** begin Data shown **

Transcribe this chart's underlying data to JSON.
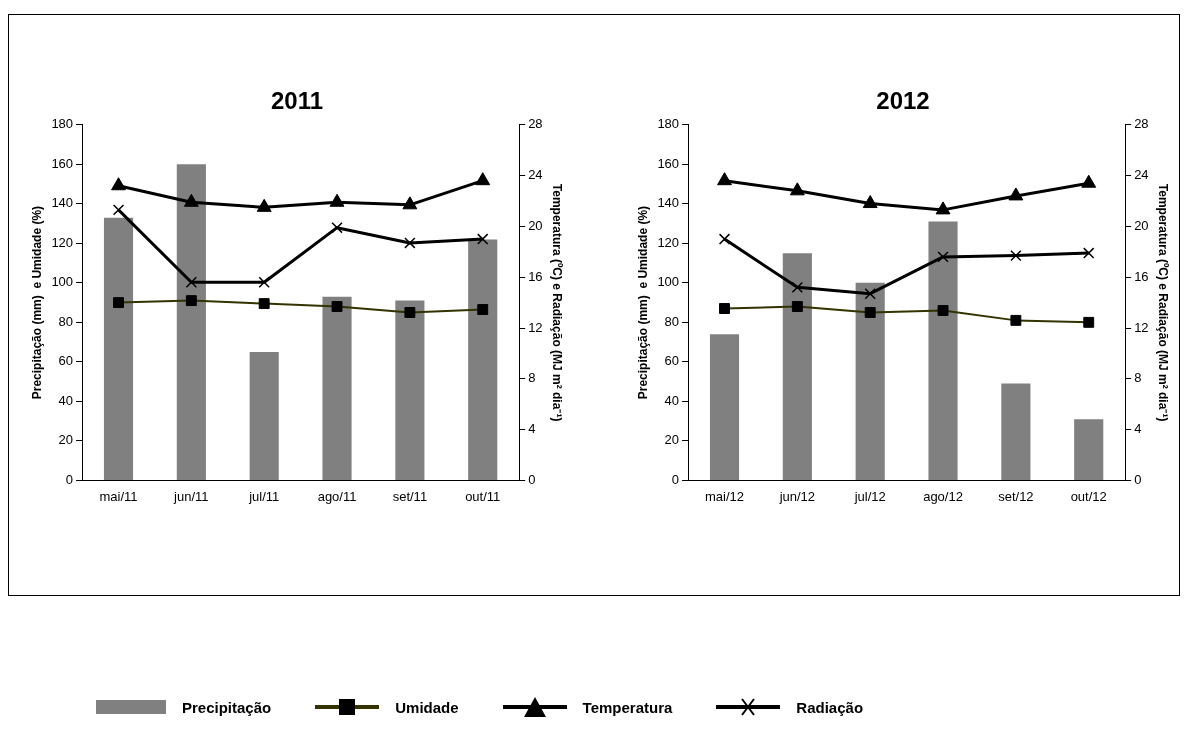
{
  "chart_data": [
    {
      "type": "bar",
      "title": "2011",
      "categories": [
        "mai/11",
        "jun/11",
        "jul/11",
        "ago/11",
        "set/11",
        "out/11"
      ],
      "ylabel": "Precipitação (mm)  e Umidade (%)",
      "y2label": "Temperatura (ºC) e Radiação (MJ m² dia⁻¹)",
      "ylim": [
        0,
        180
      ],
      "yticks": [
        0,
        20,
        40,
        60,
        80,
        100,
        120,
        140,
        160,
        180
      ],
      "y2lim": [
        0,
        28
      ],
      "y2ticks": [
        0,
        4,
        8,
        12,
        16,
        20,
        24,
        28
      ],
      "grid": false,
      "legend": "bottom",
      "series": [
        {
          "name": "Precipitação",
          "color": "#808080",
          "values": [
            133,
            160,
            65,
            93,
            91,
            122
          ]
        },
        {
          "name": "Umidade",
          "type": "line",
          "marker": "square",
          "color": "#333300",
          "values": [
            90,
            91,
            89.5,
            88,
            85,
            86.5
          ]
        },
        {
          "name": "Temperatura",
          "type": "line",
          "marker": "triangle",
          "axis": "y2",
          "color": "#000000",
          "values": [
            23.2,
            21.9,
            21.5,
            21.9,
            21.7,
            23.6
          ]
        },
        {
          "name": "Radiação",
          "type": "line",
          "marker": "cross",
          "axis": "y2",
          "color": "#000000",
          "values": [
            21.3,
            15.6,
            15.6,
            19.9,
            18.7,
            19.0
          ]
        }
      ]
    },
    {
      "type": "bar",
      "title": "2012",
      "categories": [
        "mai/12",
        "jun/12",
        "jul/12",
        "ago/12",
        "set/12",
        "out/12"
      ],
      "ylabel": "Precipitação (mm)  e Umidade (%)",
      "y2label": "Temperatura (ºC) e Radiação (MJ m² dia⁻¹)",
      "ylim": [
        0,
        180
      ],
      "yticks": [
        0,
        20,
        40,
        60,
        80,
        100,
        120,
        140,
        160,
        180
      ],
      "y2lim": [
        0,
        28
      ],
      "y2ticks": [
        0,
        4,
        8,
        12,
        16,
        20,
        24,
        28
      ],
      "grid": false,
      "series": [
        {
          "color": "#808080",
          "values": [
            74,
            115,
            100,
            131,
            49,
            31
          ]
        },
        {
          "type": "line",
          "marker": "square",
          "color": "#333300",
          "values": [
            87,
            88,
            85,
            86,
            81,
            80
          ]
        },
        {
          "type": "line",
          "marker": "triangle",
          "axis": "y2",
          "color": "#000000",
          "values": [
            23.6,
            22.8,
            21.8,
            21.3,
            22.4,
            23.4
          ]
        },
        {
          "type": "line",
          "marker": "cross",
          "axis": "y2",
          "color": "#000000",
          "values": [
            19.0,
            15.2,
            14.7,
            17.6,
            17.7,
            17.9
          ]
        }
      ]
    }
  ]
}
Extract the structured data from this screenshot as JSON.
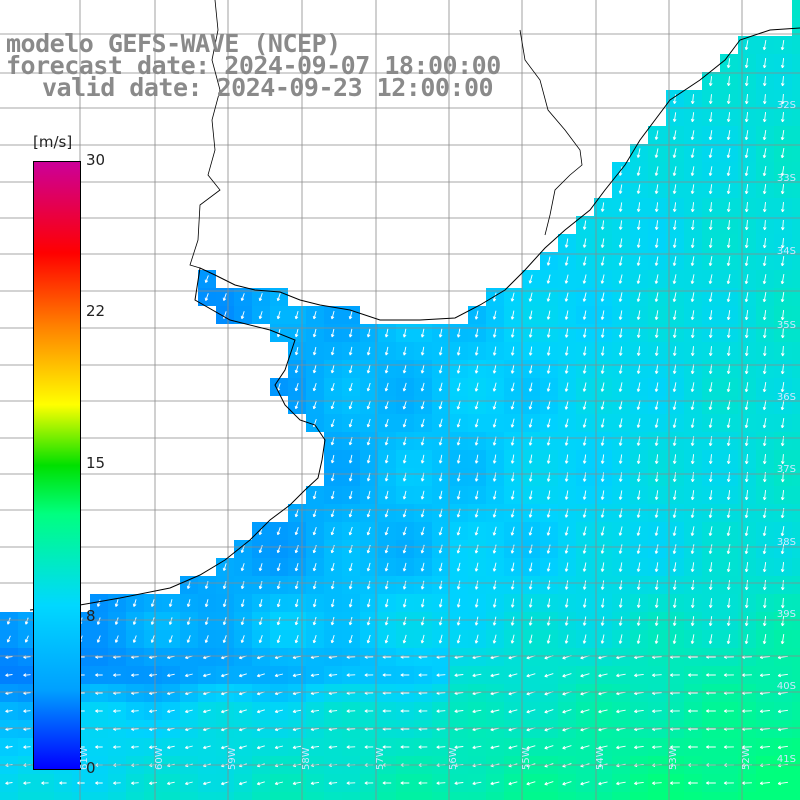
{
  "title": {
    "line1": "modelo GEFS-WAVE (NCEP)",
    "line2": "forecast date: 2024-09-07 18:00:00",
    "line3": "valid date: 2024-09-23 12:00:00"
  },
  "colorbar": {
    "unit": "[m/s]",
    "ticks": [
      "30",
      "22",
      "15",
      "8",
      "0"
    ],
    "colors": [
      "#0000ff",
      "#00a0ff",
      "#00d8ff",
      "#00ff80",
      "#00e000",
      "#ffff00",
      "#ff8000",
      "#ff0000",
      "#cc0099"
    ]
  },
  "grid": {
    "lat_labels": [
      "32S",
      "33S",
      "34S",
      "35S",
      "36S",
      "37S",
      "38S",
      "39S",
      "40S",
      "41S"
    ],
    "lon_labels": [
      "61W",
      "60W",
      "59W",
      "58W",
      "57W",
      "56W",
      "55W",
      "54W",
      "53W",
      "52W"
    ]
  },
  "map": {
    "land_color": "#ffffff",
    "coast_color": "#000000",
    "grid_color": "#8a8a8a",
    "arrow_color": "#ffffff"
  }
}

** end Data shown **

Exercise prompt
How many lines in the data contain the string "JSON"? Respond with the number only.

Response for this exercise
2